**What the task asks**
All of the data should be output character for character, except the pictures.
#### Data records
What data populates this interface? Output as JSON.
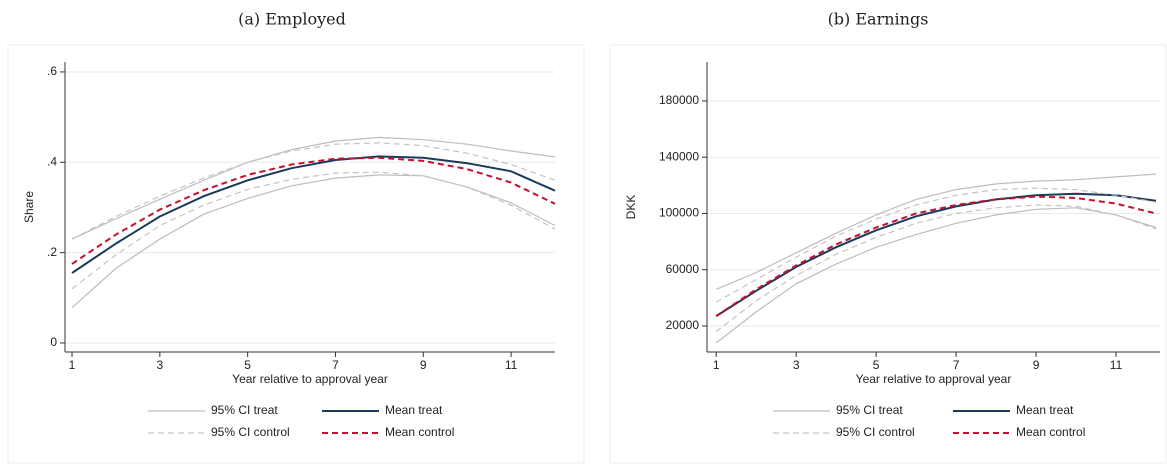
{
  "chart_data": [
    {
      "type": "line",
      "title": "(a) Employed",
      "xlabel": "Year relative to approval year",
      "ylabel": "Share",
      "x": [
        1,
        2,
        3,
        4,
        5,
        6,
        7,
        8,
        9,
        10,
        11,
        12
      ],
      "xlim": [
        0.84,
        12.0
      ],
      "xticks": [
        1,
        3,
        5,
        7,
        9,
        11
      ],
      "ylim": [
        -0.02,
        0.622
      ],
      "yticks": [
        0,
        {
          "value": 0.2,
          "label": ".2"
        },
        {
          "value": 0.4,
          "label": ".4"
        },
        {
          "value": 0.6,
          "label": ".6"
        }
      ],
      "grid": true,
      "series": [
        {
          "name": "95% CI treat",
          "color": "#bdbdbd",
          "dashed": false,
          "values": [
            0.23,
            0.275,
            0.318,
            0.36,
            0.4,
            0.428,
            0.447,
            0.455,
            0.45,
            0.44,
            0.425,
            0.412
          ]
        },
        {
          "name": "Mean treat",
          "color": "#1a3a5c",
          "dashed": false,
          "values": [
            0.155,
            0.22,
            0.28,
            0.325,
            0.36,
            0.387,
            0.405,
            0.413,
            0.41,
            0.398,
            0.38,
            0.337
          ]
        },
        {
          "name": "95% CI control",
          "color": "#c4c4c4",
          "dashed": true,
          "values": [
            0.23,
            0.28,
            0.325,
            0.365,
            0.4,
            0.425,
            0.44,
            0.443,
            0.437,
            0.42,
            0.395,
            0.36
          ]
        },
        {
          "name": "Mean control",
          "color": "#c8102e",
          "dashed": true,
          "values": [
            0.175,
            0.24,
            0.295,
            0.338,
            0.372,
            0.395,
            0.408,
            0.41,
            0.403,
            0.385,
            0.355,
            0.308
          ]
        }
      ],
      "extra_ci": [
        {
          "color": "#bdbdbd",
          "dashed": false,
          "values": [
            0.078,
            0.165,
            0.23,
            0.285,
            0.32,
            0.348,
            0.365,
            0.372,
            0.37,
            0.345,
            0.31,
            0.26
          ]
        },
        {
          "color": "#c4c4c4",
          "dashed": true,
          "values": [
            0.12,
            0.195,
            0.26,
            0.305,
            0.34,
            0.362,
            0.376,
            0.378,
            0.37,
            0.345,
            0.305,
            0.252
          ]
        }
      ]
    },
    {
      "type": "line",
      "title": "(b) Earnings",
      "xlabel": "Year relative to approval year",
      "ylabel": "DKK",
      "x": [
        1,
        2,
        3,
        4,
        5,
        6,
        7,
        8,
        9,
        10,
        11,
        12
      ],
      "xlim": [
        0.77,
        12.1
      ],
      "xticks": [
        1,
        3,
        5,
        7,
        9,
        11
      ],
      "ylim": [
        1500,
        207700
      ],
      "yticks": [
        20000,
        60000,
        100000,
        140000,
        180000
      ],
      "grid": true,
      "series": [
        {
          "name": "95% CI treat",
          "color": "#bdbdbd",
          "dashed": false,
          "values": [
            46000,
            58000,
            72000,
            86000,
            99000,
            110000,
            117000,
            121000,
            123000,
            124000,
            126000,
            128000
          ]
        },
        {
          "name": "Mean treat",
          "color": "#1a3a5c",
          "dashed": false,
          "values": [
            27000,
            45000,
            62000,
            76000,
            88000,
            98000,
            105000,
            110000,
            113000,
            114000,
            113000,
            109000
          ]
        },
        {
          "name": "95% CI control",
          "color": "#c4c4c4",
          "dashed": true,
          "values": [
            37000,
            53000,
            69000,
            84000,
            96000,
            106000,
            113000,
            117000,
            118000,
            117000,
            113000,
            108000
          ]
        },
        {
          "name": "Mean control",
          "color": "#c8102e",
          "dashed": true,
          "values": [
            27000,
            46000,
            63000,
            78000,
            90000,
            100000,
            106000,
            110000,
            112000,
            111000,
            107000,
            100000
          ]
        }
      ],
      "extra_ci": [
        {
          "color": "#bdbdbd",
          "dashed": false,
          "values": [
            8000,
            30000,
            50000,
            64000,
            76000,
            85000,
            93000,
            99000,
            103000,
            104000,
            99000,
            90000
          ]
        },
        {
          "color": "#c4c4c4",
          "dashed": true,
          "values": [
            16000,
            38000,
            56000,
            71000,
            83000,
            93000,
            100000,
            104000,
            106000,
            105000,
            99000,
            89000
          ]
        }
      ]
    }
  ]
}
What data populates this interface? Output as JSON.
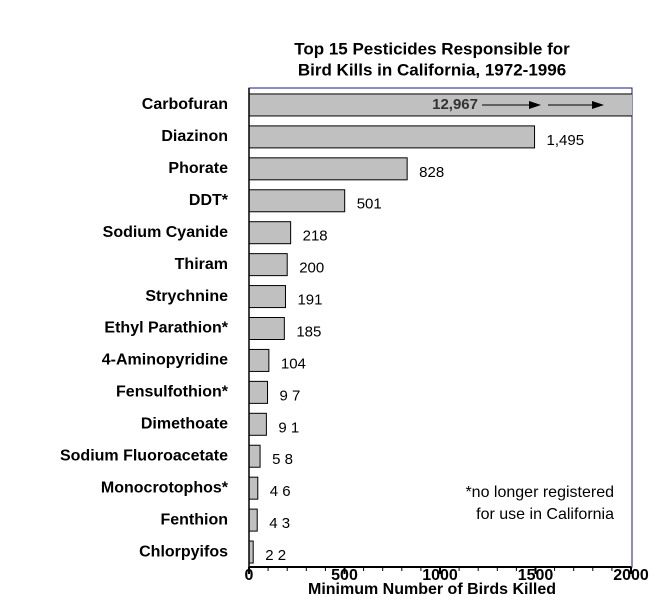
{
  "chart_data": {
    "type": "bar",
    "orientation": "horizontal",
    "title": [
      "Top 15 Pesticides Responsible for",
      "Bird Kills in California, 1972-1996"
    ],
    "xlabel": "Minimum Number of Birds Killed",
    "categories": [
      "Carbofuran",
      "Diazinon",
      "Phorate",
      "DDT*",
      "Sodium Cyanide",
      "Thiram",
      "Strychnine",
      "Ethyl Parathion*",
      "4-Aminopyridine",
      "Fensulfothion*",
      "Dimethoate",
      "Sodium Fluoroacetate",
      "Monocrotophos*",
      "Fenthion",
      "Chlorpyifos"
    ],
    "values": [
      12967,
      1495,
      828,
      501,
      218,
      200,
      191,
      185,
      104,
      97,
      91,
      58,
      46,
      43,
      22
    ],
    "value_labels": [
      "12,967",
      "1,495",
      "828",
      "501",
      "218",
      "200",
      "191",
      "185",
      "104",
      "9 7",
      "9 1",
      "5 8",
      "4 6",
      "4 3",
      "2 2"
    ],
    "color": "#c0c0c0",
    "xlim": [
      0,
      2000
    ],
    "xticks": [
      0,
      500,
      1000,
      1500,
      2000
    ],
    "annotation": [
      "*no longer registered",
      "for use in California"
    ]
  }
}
########
**Full answer**
What data populates this interface? Output as JSON.
{
  "chart_data": [
    {
      "type": "line",
      "title": "(a) Employed",
      "xlabel": "Year relative to approval year",
      "ylabel": "Share",
      "x": [
        1,
        2,
        3,
        4,
        5,
        6,
        7,
        8,
        9,
        10,
        11,
        12
      ],
      "xlim": [
        0.84,
        12.0
      ],
      "xticks": [
        1,
        3,
        5,
        7,
        9,
        11
      ],
      "ylim": [
        -0.02,
        0.622
      ],
      "yticks": [
        0,
        {
          "value": 0.2,
          "label": ".2"
        },
        {
          "value": 0.4,
          "label": ".4"
        },
        {
          "value": 0.6,
          "label": ".6"
        }
      ],
      "grid": true,
      "series": [
        {
          "name": "95% CI treat",
          "color": "#bdbdbd",
          "dashed": false,
          "values": [
            0.23,
            0.275,
            0.318,
            0.36,
            0.4,
            0.428,
            0.447,
            0.455,
            0.45,
            0.44,
            0.425,
            0.412
          ]
        },
        {
          "name": "Mean treat",
          "color": "#1a3a5c",
          "dashed": false,
          "values": [
            0.155,
            0.22,
            0.28,
            0.325,
            0.36,
            0.387,
            0.405,
            0.413,
            0.41,
            0.398,
            0.38,
            0.337
          ]
        },
        {
          "name": "95% CI control",
          "color": "#c4c4c4",
          "dashed": true,
          "values": [
            0.23,
            0.28,
            0.325,
            0.365,
            0.4,
            0.425,
            0.44,
            0.443,
            0.437,
            0.42,
            0.395,
            0.36
          ]
        },
        {
          "name": "Mean control",
          "color": "#c8102e",
          "dashed": true,
          "values": [
            0.175,
            0.24,
            0.295,
            0.338,
            0.372,
            0.395,
            0.408,
            0.41,
            0.403,
            0.385,
            0.355,
            0.308
          ]
        }
      ],
      "extra_ci": [
        {
          "color": "#bdbdbd",
          "dashed": false,
          "values": [
            0.078,
            0.165,
            0.23,
            0.285,
            0.32,
            0.348,
            0.365,
            0.372,
            0.37,
            0.345,
            0.31,
            0.26
          ]
        },
        {
          "color": "#c4c4c4",
          "dashed": true,
          "values": [
            0.12,
            0.195,
            0.26,
            0.305,
            0.34,
            0.362,
            0.376,
            0.378,
            0.37,
            0.345,
            0.305,
            0.252
          ]
        }
      ]
    },
    {
      "type": "line",
      "title": "(b) Earnings",
      "xlabel": "Year relative to approval year",
      "ylabel": "DKK",
      "x": [
        1,
        2,
        3,
        4,
        5,
        6,
        7,
        8,
        9,
        10,
        11,
        12
      ],
      "xlim": [
        0.77,
        12.1
      ],
      "xticks": [
        1,
        3,
        5,
        7,
        9,
        11
      ],
      "ylim": [
        1500,
        207700
      ],
      "yticks": [
        20000,
        60000,
        100000,
        140000,
        180000
      ],
      "grid": true,
      "series": [
        {
          "name": "95% CI treat",
          "color": "#bdbdbd",
          "dashed": false,
          "values": [
            46000,
            58000,
            72000,
            86000,
            99000,
            110000,
            117000,
            121000,
            123000,
            124000,
            126000,
            128000
          ]
        },
        {
          "name": "Mean treat",
          "color": "#1a3a5c",
          "dashed": false,
          "values": [
            27000,
            45000,
            62000,
            76000,
            88000,
            98000,
            105000,
            110000,
            113000,
            114000,
            113000,
            109000
          ]
        },
        {
          "name": "95% CI control",
          "color": "#c4c4c4",
          "dashed": true,
          "values": [
            37000,
            53000,
            69000,
            84000,
            96000,
            106000,
            113000,
            117000,
            118000,
            117000,
            113000,
            108000
          ]
        },
        {
          "name": "Mean control",
          "color": "#c8102e",
          "dashed": true,
          "values": [
            27000,
            46000,
            63000,
            78000,
            90000,
            100000,
            106000,
            110000,
            112000,
            111000,
            107000,
            100000
          ]
        }
      ],
      "extra_ci": [
        {
          "color": "#bdbdbd",
          "dashed": false,
          "values": [
            8000,
            30000,
            50000,
            64000,
            76000,
            85000,
            93000,
            99000,
            103000,
            104000,
            99000,
            90000
          ]
        },
        {
          "color": "#c4c4c4",
          "dashed": true,
          "values": [
            16000,
            38000,
            56000,
            71000,
            83000,
            93000,
            100000,
            104000,
            106000,
            105000,
            99000,
            89000
          ]
        }
      ]
    }
  ]
}
What data populates this interface? Output as JSON.
{
  "chart_data": {
    "type": "bar",
    "orientation": "horizontal",
    "title": [
      "Top 15 Pesticides Responsible for",
      "Bird Kills in California, 1972-1996"
    ],
    "xlabel": "Minimum Number of Birds Killed",
    "categories": [
      "Carbofuran",
      "Diazinon",
      "Phorate",
      "DDT*",
      "Sodium Cyanide",
      "Thiram",
      "Strychnine",
      "Ethyl Parathion*",
      "4-Aminopyridine",
      "Fensulfothion*",
      "Dimethoate",
      "Sodium Fluoroacetate",
      "Monocrotophos*",
      "Fenthion",
      "Chlorpyifos"
    ],
    "values": [
      12967,
      1495,
      828,
      501,
      218,
      200,
      191,
      185,
      104,
      97,
      91,
      58,
      46,
      43,
      22
    ],
    "value_labels": [
      "12,967",
      "1,495",
      "828",
      "501",
      "218",
      "200",
      "191",
      "185",
      "104",
      "9 7",
      "9 1",
      "5 8",
      "4 6",
      "4 3",
      "2 2"
    ],
    "color": "#c0c0c0",
    "xlim": [
      0,
      2000
    ],
    "xticks": [
      0,
      500,
      1000,
      1500,
      2000
    ],
    "annotation": [
      "*no longer registered",
      "for use in California"
    ]
  }
}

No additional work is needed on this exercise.